▶ [What you will do] Report every line in the listing that contains the string "Read".
########
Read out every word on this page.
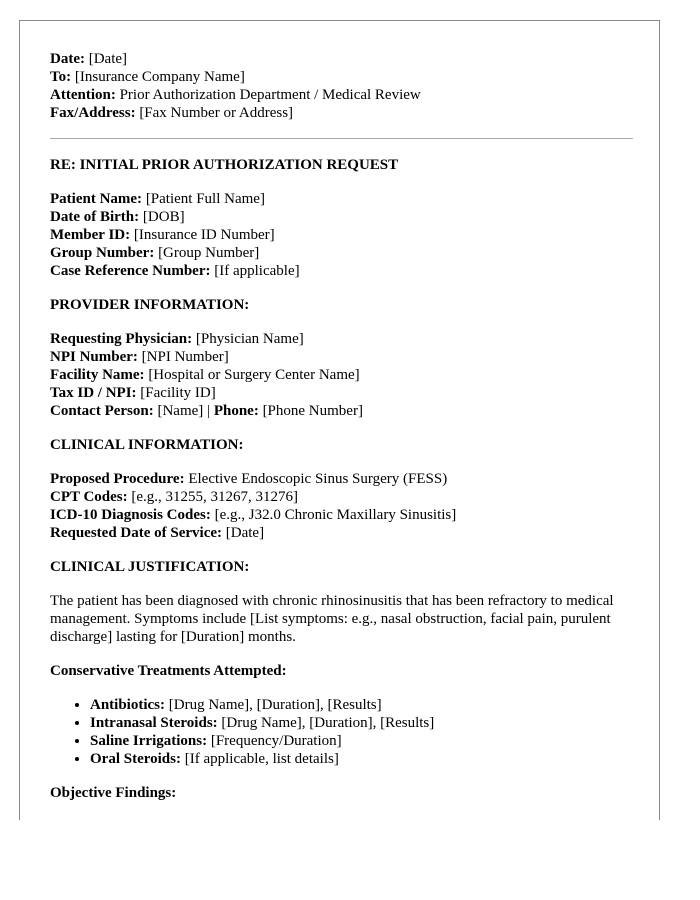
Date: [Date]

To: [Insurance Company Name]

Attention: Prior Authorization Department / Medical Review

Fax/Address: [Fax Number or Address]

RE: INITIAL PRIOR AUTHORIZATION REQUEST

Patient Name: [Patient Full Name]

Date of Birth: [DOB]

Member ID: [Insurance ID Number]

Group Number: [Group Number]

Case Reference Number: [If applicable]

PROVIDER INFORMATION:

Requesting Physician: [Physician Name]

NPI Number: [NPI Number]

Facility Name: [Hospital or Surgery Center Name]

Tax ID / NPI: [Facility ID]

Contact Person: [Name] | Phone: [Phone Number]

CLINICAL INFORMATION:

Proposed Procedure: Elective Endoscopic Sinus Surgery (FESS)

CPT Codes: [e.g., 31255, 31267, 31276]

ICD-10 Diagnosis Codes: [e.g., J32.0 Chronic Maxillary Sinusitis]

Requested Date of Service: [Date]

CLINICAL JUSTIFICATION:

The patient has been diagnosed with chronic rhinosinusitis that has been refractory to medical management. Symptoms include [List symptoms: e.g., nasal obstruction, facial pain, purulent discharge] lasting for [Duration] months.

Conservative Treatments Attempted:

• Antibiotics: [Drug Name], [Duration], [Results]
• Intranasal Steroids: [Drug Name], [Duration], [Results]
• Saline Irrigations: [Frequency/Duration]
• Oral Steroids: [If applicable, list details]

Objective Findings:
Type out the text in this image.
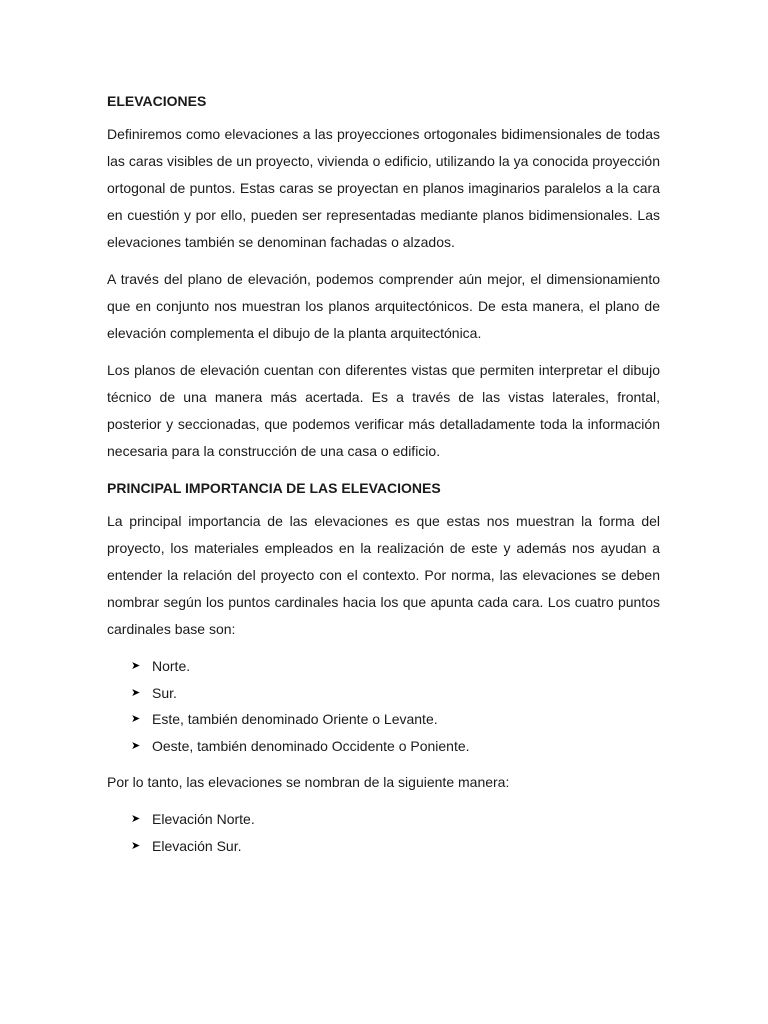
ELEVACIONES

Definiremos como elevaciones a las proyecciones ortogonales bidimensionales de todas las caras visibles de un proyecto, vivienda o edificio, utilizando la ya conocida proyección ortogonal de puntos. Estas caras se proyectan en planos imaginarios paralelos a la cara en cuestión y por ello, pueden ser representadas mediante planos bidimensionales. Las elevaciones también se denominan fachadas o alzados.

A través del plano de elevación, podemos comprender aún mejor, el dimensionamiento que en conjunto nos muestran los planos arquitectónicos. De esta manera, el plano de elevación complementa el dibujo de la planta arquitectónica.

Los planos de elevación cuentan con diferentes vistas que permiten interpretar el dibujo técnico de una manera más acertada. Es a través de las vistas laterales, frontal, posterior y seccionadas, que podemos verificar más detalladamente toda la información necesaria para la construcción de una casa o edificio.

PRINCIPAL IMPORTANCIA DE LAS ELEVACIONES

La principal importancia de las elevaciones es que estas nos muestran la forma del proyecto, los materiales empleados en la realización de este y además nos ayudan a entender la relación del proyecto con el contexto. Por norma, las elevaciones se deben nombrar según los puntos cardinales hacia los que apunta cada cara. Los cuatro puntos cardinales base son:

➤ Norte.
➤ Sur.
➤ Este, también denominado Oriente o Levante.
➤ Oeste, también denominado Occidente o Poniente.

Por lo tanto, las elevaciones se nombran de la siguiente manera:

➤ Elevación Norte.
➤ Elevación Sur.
########
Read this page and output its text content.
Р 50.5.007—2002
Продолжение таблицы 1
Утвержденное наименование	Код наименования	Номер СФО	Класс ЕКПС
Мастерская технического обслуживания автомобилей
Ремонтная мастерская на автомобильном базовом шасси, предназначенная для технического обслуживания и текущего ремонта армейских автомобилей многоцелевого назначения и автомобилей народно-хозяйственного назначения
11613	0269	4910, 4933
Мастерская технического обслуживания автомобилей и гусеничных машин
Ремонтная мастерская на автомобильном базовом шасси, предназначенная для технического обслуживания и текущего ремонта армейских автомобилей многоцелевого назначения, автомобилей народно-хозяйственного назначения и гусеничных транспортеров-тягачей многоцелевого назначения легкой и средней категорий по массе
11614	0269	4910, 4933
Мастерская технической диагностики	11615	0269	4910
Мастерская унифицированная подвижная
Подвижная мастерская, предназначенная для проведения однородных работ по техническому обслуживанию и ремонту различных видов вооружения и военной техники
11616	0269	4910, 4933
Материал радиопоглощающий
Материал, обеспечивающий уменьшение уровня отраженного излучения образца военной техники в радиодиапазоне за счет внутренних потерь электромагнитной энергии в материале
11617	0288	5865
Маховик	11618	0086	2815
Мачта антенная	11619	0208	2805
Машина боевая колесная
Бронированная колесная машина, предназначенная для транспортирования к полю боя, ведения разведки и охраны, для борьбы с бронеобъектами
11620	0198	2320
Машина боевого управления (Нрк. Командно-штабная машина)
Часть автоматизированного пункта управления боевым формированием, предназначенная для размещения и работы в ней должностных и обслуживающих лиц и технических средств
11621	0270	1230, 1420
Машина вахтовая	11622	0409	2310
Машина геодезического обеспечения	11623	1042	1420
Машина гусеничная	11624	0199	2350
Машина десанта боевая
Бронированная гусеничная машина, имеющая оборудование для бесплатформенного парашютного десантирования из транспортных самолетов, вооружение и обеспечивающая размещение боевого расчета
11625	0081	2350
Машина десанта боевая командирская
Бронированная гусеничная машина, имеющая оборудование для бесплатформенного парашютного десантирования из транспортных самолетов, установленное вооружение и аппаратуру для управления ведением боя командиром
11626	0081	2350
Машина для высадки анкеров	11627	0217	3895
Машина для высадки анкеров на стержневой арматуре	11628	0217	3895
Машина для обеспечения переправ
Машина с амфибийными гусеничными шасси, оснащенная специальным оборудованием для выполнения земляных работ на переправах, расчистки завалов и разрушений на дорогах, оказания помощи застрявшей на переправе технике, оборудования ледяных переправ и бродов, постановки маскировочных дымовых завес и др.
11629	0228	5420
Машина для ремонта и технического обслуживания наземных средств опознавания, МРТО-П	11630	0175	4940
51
########
▶ [Output for this task]
Read out every word on this page.
Read this page and output its text content.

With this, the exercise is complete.